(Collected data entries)

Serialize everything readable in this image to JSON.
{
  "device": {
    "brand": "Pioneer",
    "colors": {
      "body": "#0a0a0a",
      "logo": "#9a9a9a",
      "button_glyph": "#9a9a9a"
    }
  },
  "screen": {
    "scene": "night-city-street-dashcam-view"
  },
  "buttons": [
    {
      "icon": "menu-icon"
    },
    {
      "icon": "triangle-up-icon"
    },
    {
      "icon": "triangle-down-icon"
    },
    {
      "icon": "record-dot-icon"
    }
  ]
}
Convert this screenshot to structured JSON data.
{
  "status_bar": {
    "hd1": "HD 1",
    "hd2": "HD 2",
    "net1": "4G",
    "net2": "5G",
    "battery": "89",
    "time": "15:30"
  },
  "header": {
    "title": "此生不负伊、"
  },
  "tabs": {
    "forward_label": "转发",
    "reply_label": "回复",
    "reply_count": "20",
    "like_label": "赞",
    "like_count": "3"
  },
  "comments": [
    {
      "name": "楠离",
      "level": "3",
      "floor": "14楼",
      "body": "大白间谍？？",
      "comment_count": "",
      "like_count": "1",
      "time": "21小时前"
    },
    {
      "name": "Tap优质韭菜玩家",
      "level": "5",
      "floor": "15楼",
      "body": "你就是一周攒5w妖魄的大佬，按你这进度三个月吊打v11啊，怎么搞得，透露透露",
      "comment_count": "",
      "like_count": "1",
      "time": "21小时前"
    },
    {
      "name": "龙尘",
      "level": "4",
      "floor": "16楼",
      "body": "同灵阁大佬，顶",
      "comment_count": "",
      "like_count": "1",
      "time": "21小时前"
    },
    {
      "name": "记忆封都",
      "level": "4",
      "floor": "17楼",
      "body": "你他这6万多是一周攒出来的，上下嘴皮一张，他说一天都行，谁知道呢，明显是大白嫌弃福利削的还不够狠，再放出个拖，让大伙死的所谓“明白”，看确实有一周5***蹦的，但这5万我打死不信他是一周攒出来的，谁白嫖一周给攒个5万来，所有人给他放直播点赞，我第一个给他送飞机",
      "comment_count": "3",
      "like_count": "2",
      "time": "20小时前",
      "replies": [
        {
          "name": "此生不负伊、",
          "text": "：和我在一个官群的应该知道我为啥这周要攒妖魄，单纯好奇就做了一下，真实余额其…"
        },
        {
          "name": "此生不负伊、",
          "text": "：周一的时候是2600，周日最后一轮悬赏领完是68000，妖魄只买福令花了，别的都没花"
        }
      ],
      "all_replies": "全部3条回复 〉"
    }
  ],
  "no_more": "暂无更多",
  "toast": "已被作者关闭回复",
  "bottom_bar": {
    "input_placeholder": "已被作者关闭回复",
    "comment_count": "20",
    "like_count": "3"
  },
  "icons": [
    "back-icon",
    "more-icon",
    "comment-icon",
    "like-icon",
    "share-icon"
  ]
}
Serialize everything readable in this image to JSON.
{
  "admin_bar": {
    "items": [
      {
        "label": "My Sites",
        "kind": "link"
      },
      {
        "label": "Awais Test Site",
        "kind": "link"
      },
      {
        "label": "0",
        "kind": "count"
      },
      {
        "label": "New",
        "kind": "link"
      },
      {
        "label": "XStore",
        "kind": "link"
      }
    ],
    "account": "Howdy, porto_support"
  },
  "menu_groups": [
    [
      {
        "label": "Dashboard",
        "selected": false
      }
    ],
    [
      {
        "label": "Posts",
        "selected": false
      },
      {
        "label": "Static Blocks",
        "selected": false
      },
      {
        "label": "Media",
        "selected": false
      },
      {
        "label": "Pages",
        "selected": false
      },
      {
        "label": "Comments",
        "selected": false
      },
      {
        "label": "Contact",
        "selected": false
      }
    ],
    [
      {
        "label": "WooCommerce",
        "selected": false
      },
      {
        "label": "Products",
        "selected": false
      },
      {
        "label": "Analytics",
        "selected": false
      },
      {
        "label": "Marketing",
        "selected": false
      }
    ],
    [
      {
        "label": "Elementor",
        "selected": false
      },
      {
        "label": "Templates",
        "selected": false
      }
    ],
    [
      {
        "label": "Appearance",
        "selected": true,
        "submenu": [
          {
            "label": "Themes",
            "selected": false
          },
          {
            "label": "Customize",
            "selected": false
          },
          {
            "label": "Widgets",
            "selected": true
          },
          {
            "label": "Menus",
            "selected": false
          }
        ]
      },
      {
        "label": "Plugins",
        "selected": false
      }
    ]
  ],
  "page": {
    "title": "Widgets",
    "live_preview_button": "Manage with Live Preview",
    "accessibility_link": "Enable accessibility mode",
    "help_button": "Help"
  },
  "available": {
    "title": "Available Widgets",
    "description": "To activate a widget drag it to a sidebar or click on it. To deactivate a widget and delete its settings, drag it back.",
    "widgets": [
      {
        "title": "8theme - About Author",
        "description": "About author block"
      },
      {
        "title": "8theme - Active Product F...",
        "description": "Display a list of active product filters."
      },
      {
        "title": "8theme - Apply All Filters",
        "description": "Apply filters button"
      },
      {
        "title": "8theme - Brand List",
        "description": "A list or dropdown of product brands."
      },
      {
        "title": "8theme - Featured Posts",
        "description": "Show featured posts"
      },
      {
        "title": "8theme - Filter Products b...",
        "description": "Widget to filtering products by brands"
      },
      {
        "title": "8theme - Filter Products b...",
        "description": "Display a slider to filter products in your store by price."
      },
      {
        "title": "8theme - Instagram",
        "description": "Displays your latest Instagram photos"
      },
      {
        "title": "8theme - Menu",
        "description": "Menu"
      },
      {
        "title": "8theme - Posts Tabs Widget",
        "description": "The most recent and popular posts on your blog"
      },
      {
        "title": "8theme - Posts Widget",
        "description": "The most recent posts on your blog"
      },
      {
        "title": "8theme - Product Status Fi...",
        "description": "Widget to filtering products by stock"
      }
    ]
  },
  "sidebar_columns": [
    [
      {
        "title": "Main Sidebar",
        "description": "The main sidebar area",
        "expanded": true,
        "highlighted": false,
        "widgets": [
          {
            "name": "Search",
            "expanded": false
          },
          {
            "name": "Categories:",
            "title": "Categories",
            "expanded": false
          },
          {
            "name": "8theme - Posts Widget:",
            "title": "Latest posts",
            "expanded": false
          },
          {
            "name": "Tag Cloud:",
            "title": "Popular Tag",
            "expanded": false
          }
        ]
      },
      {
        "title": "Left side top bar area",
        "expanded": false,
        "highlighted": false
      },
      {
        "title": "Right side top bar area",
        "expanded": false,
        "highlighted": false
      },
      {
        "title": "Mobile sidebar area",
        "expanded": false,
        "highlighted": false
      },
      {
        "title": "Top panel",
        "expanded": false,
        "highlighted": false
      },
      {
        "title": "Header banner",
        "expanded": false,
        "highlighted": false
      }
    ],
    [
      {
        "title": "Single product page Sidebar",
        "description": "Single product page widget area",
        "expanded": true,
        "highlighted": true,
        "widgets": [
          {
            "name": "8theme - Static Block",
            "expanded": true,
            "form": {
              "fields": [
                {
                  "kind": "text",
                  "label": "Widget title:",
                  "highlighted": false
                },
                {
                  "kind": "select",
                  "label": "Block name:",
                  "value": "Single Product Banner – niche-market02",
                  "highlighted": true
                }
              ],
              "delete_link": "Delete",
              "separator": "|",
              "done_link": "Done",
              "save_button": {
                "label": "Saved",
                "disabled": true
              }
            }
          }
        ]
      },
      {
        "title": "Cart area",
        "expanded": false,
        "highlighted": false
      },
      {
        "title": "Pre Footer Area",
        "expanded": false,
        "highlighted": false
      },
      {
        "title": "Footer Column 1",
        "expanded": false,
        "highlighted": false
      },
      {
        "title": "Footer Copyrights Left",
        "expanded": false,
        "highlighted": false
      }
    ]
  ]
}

# WRITTEN REQUEST
Where a line of the entries contains the word "back", copy that line.

# COMPLETED TASK
    "back-icon",
    "description": "To activate a widget drag it to a sidebar or click on it. To deactivate a widget and delete its settings, drag it back.",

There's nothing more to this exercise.